→ Exercise description: Copy every entry precisely.

(Items from a figure collection)

══════════

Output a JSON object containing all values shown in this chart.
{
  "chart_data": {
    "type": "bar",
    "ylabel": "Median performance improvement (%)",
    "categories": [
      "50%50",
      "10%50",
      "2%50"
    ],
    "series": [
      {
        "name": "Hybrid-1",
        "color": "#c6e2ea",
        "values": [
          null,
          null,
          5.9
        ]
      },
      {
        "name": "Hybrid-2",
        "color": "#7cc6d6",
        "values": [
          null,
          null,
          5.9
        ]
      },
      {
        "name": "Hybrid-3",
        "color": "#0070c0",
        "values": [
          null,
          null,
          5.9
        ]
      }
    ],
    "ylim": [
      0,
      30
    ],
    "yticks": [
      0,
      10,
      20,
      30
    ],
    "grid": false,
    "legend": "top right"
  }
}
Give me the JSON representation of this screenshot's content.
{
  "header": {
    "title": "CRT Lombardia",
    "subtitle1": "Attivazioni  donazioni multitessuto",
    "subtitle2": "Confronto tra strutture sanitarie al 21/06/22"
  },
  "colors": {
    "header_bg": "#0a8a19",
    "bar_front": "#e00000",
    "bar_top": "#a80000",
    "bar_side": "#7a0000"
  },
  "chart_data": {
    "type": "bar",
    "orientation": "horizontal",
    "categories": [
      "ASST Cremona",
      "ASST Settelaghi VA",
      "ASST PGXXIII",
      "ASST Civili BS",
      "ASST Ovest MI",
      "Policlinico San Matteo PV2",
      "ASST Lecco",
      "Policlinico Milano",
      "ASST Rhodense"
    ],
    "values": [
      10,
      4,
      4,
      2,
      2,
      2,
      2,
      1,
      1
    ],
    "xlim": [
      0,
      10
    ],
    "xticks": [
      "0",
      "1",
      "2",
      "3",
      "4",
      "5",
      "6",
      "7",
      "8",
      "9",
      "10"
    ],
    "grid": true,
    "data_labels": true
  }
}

══════════

→ Exercise result:
Output a JSON object containing all values shown in this chart.
{
  "chart_data": {
    "type": "bar",
    "ylabel": "Median performance improvement (%)",
    "categories": [
      "50%50",
      "10%50",
      "2%50"
    ],
    "series": [
      {
        "name": "Hybrid-1",
        "color": "#c6e2ea",
        "values": [
          null,
          null,
          5.9
        ]
      },
      {
        "name": "Hybrid-2",
        "color": "#7cc6d6",
        "values": [
          null,
          null,
          5.9
        ]
      },
      {
        "name": "Hybrid-3",
        "color": "#0070c0",
        "values": [
          null,
          null,
          5.9
        ]
      }
    ],
    "ylim": [
      0,
      30
    ],
    "yticks": [
      0,
      10,
      20,
      30
    ],
    "grid": false,
    "legend": "top right"
  }
}
Give me the JSON representation of this screenshot's content.
{
  "header": {
    "title": "CRT Lombardia",
    "subtitle1": "Attivazioni  donazioni multitessuto",
    "subtitle2": "Confronto tra strutture sanitarie al 21/06/22"
  },
  "colors": {
    "header_bg": "#0a8a19",
    "bar_front": "#e00000",
    "bar_top": "#a80000",
    "bar_side": "#7a0000"
  },
  "chart_data": {
    "type": "bar",
    "orientation": "horizontal",
    "categories": [
      "ASST Cremona",
      "ASST Settelaghi VA",
      "ASST PGXXIII",
      "ASST Civili BS",
      "ASST Ovest MI",
      "Policlinico San Matteo PV2",
      "ASST Lecco",
      "Policlinico Milano",
      "ASST Rhodense"
    ],
    "values": [
      10,
      4,
      4,
      2,
      2,
      2,
      2,
      1,
      1
    ],
    "xlim": [
      0,
      10
    ],
    "xticks": [
      "0",
      "1",
      "2",
      "3",
      "4",
      "5",
      "6",
      "7",
      "8",
      "9",
      "10"
    ],
    "grid": true,
    "data_labels": true
  }
}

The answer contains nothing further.